Exercise goal: Leave out the pictures and copy everything else below exactly.

Data records:
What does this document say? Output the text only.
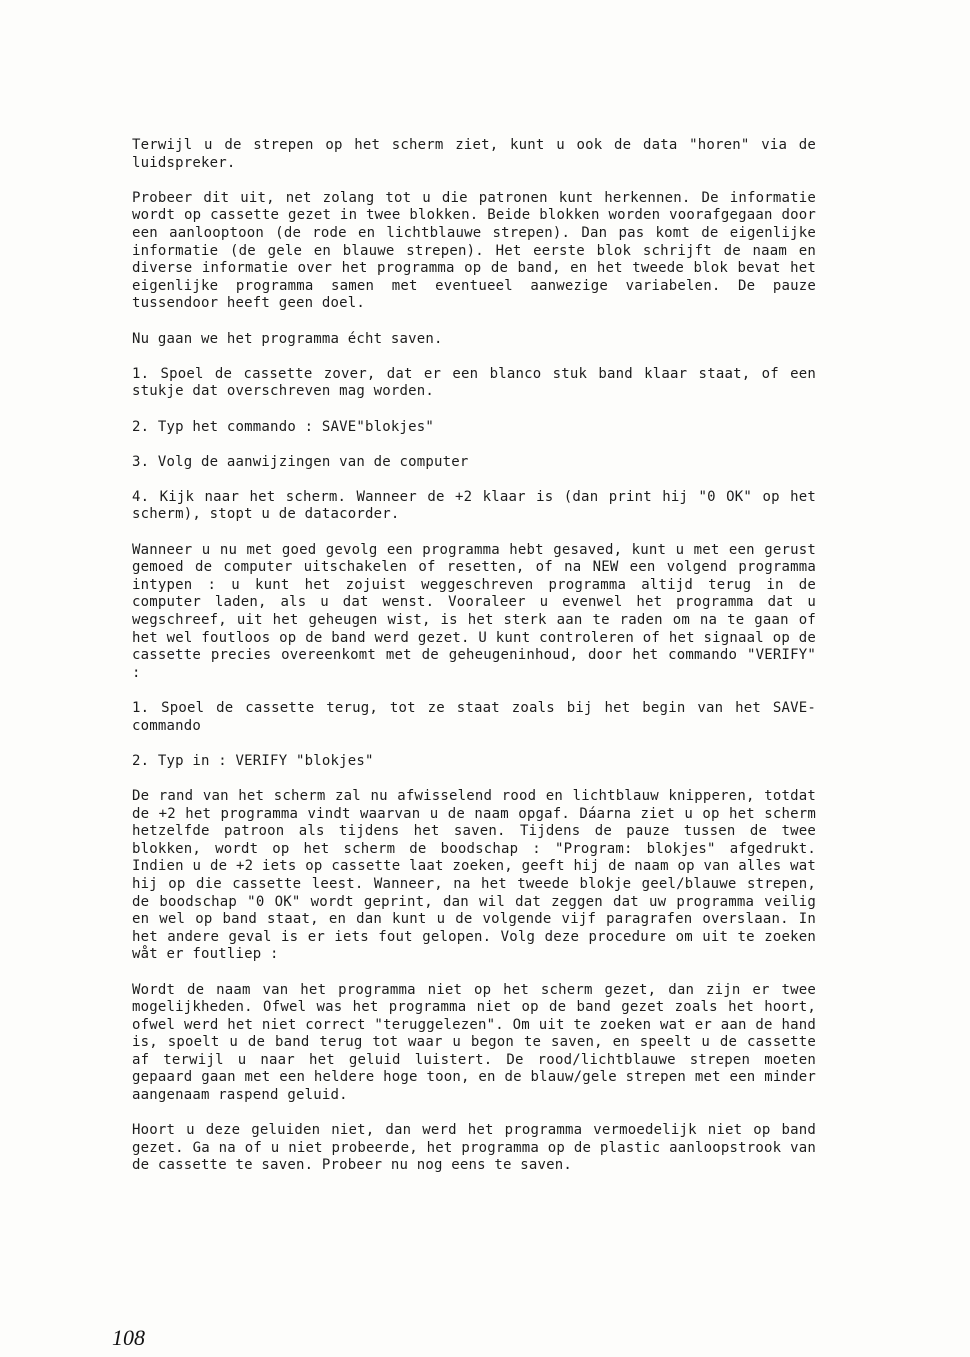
Terwijl u de strepen op het scherm ziet, kunt u ook de data "horen" via de luidspreker.

Probeer dit uit, net zolang tot u die patronen kunt herkennen. De informatie wordt op cassette gezet in twee blokken. Beide blokken worden voorafgegaan door een aanlooptoon (de rode en lichtblauwe strepen). Dan pas komt de eigenlijke informatie (de gele en blauwe strepen). Het eerste blok schrijft de naam en diverse informatie over het programma op de band, en het tweede blok bevat het eigenlijke programma samen met eventueel aanwezige variabelen. De pauze tussendoor heeft geen doel.

Nu gaan we het programma écht saven.

1. Spoel de cassette zover, dat er een blanco stuk band klaar staat, of een stukje dat overschreven mag worden.

2. Typ het commando : SAVE"blokjes"

3. Volg de aanwijzingen van de computer

4. Kijk naar het scherm. Wanneer de +2 klaar is (dan print hij "0 OK" op het scherm), stopt u de datacorder.

Wanneer u nu met goed gevolg een programma hebt gesaved, kunt u met een gerust gemoed de computer uitschakelen of resetten, of na NEW een volgend programma intypen : u kunt het zojuist weggeschreven programma altijd terug in de computer laden, als u dat wenst. Vooraleer u evenwel het programma dat u wegschreef, uit het geheugen wist, is het sterk aan te raden om na te gaan of het wel foutloos op de band werd gezet. U kunt controleren of het signaal op de cassette precies overeenkomt met de geheugeninhoud, door het commando "VERIFY" :

1. Spoel de cassette terug, tot ze staat zoals bij het begin van het SAVE-commando

2. Typ in : VERIFY "blokjes"

De rand van het scherm zal nu afwisselend rood en lichtblauw knipperen, totdat de +2 het programma vindt waarvan u de naam opgaf. Dáarna ziet u op het scherm hetzelfde patroon als tijdens het saven. Tijdens de pauze tussen de twee blokken, wordt op het scherm de boodschap : "Program: blokjes" afgedrukt. Indien u de +2 iets op cassette laat zoeken, geeft hij de naam op van alles wat hij op die cassette leest. Wanneer, na het tweede blokje geel/blauwe strepen, de boodschap "0 OK" wordt geprint, dan wil dat zeggen dat uw programma veilig en wel op band staat, en dan kunt u de volgende vijf paragrafen overslaan. In het andere geval is er iets fout gelopen. Volg deze procedure om uit te zoeken wåt er foutliep :

Wordt de naam van het programma niet op het scherm gezet, dan zijn er twee mogelijkheden. Ofwel was het programma niet op de band gezet zoals het hoort, ofwel werd het niet correct "teruggelezen". Om uit te zoeken wat er aan de hand is, spoelt u de band terug tot waar u begon te saven, en speelt u de cassette af terwijl u naar het geluid luistert. De rood/lichtblauwe strepen moeten gepaard gaan met een heldere hoge toon, en de blauw/gele strepen met een minder aangenaam raspend geluid.

Hoort u deze geluiden niet, dan werd het programma vermoedelijk niet op band gezet. Ga na of u niet probeerde, het programma op de plastic aanloopstrook van de cassette te saven. Probeer nu nog eens te saven.

108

Exercise response:
What does this document say? Output the text only.
Terwijl u de strepen op het scherm ziet, kunt u ook de data "horen" via de luidspreker.

Probeer dit uit, net zolang tot u die patronen kunt herkennen. De informatie wordt op cassette gezet in twee blokken. Beide blokken worden voorafgegaan door een aanlooptoon (de rode en lichtblauwe strepen). Dan pas komt de eigenlijke informatie (de gele en blauwe strepen). Het eerste blok schrijft de naam en diverse informatie over het programma op de band, en het tweede blok bevat het eigenlijke programma samen met eventueel aanwezige variabelen. De pauze tussendoor heeft geen doel.

Nu gaan we het programma écht saven.

1. Spoel de cassette zover, dat er een blanco stuk band klaar staat, of een stukje dat overschreven mag worden.

2. Typ het commando : SAVE"blokjes"

3. Volg de aanwijzingen van de computer

4. Kijk naar het scherm. Wanneer de +2 klaar is (dan print hij "0 OK" op het scherm), stopt u de datacorder.

Wanneer u nu met goed gevolg een programma hebt gesaved, kunt u met een gerust gemoed de computer uitschakelen of resetten, of na NEW een volgend programma intypen : u kunt het zojuist weggeschreven programma altijd terug in de computer laden, als u dat wenst. Vooraleer u evenwel het programma dat u wegschreef, uit het geheugen wist, is het sterk aan te raden om na te gaan of het wel foutloos op de band werd gezet. U kunt controleren of het signaal op de cassette precies overeenkomt met de geheugeninhoud, door het commando "VERIFY" :

1. Spoel de cassette terug, tot ze staat zoals bij het begin van het SAVE-commando

2. Typ in : VERIFY "blokjes"

De rand van het scherm zal nu afwisselend rood en lichtblauw knipperen, totdat de +2 het programma vindt waarvan u de naam opgaf. Dáarna ziet u op het scherm hetzelfde patroon als tijdens het saven. Tijdens de pauze tussen de twee blokken, wordt op het scherm de boodschap : "Program: blokjes" afgedrukt. Indien u de +2 iets op cassette laat zoeken, geeft hij de naam op van alles wat hij op die cassette leest. Wanneer, na het tweede blokje geel/blauwe strepen, de boodschap "0 OK" wordt geprint, dan wil dat zeggen dat uw programma veilig en wel op band staat, en dan kunt u de volgende vijf paragrafen overslaan. In het andere geval is er iets fout gelopen. Volg deze procedure om uit te zoeken wåt er foutliep :

Wordt de naam van het programma niet op het scherm gezet, dan zijn er twee mogelijkheden. Ofwel was het programma niet op de band gezet zoals het hoort, ofwel werd het niet correct "teruggelezen". Om uit te zoeken wat er aan de hand is, spoelt u de band terug tot waar u begon te saven, en speelt u de cassette af terwijl u naar het geluid luistert. De rood/lichtblauwe strepen moeten gepaard gaan met een heldere hoge toon, en de blauw/gele strepen met een minder aangenaam raspend geluid.

Hoort u deze geluiden niet, dan werd het programma vermoedelijk niet op band gezet. Ga na of u niet probeerde, het programma op de plastic aanloopstrook van de cassette te saven. Probeer nu nog eens te saven.

108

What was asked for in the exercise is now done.